GIVEN EXERCISE
Reading down the listing below, count the lines where the word "accent" shows up, then give only that count.

Stored entries
==========

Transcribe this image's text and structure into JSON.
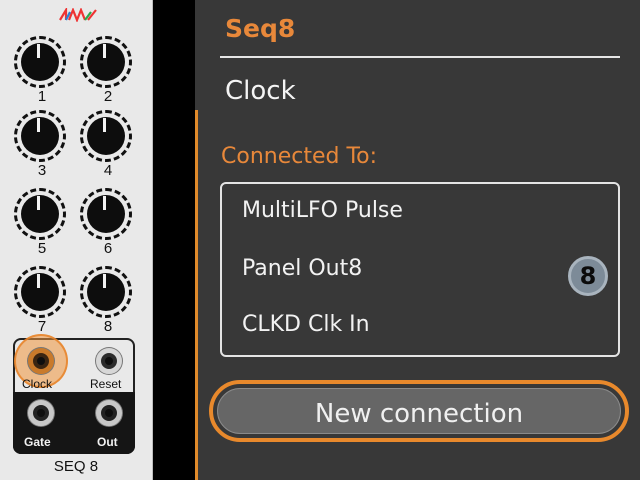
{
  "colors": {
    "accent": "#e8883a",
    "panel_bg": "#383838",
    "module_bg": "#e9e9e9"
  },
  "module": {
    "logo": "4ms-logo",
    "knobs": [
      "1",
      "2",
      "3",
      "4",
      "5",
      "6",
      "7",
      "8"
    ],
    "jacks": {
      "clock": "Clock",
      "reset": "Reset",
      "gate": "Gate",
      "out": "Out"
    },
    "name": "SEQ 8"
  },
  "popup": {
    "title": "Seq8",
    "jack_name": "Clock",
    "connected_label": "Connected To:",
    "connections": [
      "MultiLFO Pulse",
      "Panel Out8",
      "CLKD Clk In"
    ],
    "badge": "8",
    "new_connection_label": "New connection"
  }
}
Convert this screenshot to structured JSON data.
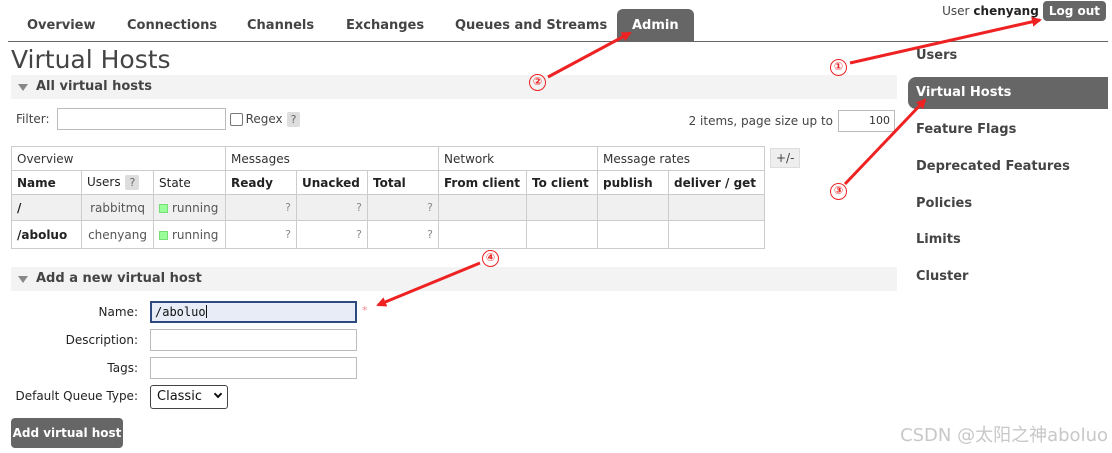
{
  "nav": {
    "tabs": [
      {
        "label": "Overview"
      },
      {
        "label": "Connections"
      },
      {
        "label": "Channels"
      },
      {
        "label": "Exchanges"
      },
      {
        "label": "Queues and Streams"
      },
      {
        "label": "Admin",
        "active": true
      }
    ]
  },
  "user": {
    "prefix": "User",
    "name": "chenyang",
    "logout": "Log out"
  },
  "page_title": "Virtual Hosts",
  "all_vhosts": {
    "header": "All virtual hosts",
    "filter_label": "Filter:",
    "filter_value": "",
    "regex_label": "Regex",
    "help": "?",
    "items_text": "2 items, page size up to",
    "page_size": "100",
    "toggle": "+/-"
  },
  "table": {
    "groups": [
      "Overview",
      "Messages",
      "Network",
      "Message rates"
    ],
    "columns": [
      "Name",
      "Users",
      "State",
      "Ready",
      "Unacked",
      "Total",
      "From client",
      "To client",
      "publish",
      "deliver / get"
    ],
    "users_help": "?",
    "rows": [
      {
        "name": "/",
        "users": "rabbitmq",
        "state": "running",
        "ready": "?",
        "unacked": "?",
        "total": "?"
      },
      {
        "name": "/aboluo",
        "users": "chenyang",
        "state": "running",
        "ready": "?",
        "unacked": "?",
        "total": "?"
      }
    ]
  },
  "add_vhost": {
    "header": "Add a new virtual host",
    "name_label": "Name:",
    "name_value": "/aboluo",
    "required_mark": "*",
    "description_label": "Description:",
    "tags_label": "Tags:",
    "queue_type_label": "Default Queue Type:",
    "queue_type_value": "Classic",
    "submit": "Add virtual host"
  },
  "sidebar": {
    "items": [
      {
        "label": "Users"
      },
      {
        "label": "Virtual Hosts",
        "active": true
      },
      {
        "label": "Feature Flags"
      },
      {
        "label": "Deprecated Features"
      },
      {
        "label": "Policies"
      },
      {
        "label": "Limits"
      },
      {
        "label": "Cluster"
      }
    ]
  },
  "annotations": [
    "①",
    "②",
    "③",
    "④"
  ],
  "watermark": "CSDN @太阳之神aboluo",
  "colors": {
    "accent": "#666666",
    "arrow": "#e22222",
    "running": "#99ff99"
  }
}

==========

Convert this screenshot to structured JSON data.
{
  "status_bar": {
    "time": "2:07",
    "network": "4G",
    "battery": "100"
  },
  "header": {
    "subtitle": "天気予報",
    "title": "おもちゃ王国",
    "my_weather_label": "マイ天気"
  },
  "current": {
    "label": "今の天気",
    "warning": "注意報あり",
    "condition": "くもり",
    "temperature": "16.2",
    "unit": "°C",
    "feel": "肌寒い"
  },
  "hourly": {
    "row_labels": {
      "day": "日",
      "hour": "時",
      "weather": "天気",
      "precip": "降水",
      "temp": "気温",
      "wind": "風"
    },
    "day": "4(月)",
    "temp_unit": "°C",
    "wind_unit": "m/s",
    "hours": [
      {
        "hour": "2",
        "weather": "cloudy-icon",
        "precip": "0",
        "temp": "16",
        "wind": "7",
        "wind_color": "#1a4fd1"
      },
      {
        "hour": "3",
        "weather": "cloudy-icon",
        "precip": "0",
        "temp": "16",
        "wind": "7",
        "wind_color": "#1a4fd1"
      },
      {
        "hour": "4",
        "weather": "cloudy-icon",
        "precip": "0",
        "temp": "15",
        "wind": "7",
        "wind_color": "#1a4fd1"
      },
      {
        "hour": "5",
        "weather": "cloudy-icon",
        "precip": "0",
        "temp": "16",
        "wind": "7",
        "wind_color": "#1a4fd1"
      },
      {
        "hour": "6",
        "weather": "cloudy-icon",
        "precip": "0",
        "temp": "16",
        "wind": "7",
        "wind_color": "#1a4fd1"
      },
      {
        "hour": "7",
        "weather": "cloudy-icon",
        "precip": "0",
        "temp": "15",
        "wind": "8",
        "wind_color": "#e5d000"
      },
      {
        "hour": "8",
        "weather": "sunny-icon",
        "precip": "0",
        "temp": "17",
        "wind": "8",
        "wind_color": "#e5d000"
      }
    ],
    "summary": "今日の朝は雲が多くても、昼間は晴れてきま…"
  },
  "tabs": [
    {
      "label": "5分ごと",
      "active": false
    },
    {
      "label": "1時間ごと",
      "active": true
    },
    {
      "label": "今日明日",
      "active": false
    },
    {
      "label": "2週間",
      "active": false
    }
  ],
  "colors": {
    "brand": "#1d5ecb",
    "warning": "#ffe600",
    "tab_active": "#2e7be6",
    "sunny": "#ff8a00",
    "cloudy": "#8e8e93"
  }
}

==========

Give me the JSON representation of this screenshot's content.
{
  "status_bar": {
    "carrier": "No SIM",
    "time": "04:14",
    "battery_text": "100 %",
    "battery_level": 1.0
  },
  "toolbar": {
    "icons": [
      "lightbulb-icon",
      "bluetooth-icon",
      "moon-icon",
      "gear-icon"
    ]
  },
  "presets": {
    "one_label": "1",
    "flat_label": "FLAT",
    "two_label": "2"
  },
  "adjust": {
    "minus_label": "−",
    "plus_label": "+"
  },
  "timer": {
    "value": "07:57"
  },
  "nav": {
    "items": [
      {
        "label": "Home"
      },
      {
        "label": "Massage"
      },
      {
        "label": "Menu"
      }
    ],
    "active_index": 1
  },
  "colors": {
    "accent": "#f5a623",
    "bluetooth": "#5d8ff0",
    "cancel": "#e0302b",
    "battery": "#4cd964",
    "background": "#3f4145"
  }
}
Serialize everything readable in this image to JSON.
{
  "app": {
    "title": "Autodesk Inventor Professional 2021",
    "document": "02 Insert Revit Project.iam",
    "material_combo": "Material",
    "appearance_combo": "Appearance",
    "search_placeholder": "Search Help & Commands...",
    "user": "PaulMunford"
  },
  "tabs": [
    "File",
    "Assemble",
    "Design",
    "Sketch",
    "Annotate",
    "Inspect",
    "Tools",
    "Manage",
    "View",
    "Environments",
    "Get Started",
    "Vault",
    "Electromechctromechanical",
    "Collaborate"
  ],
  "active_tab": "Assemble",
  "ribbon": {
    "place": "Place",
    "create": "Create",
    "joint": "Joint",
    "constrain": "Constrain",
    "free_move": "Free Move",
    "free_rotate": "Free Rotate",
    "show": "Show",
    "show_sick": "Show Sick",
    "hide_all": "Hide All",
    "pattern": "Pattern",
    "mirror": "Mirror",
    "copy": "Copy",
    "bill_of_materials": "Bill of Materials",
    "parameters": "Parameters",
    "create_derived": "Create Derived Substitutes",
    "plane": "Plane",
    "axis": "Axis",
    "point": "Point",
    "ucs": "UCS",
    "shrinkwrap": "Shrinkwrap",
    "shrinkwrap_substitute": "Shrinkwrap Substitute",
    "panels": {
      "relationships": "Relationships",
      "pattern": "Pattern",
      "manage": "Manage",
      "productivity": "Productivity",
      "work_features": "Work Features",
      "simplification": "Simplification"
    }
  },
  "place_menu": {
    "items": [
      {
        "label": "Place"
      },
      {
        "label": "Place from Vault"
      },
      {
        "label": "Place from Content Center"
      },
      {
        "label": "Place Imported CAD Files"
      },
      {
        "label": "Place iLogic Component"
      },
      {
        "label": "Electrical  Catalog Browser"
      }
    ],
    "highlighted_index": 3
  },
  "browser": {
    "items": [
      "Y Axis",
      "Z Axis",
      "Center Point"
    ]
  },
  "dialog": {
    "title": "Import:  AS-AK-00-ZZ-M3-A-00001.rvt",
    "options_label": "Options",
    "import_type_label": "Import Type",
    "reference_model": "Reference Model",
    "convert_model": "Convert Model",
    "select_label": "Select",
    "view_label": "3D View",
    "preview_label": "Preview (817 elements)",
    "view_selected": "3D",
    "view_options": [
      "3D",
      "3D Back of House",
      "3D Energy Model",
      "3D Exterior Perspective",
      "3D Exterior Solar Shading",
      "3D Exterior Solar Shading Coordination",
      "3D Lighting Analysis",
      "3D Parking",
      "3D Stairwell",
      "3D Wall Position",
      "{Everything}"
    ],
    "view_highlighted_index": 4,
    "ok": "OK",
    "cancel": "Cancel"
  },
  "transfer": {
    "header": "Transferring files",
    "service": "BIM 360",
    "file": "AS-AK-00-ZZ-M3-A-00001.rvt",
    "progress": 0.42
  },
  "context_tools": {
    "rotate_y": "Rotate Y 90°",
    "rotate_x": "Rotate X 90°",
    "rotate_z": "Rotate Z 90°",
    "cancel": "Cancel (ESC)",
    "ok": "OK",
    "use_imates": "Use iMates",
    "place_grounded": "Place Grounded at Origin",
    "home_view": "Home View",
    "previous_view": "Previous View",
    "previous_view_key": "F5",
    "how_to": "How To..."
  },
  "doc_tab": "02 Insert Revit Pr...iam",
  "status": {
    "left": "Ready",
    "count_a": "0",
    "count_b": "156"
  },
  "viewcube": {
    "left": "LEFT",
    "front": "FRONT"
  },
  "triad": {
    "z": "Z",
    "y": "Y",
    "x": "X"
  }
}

==========

OUTPUT BELOW
3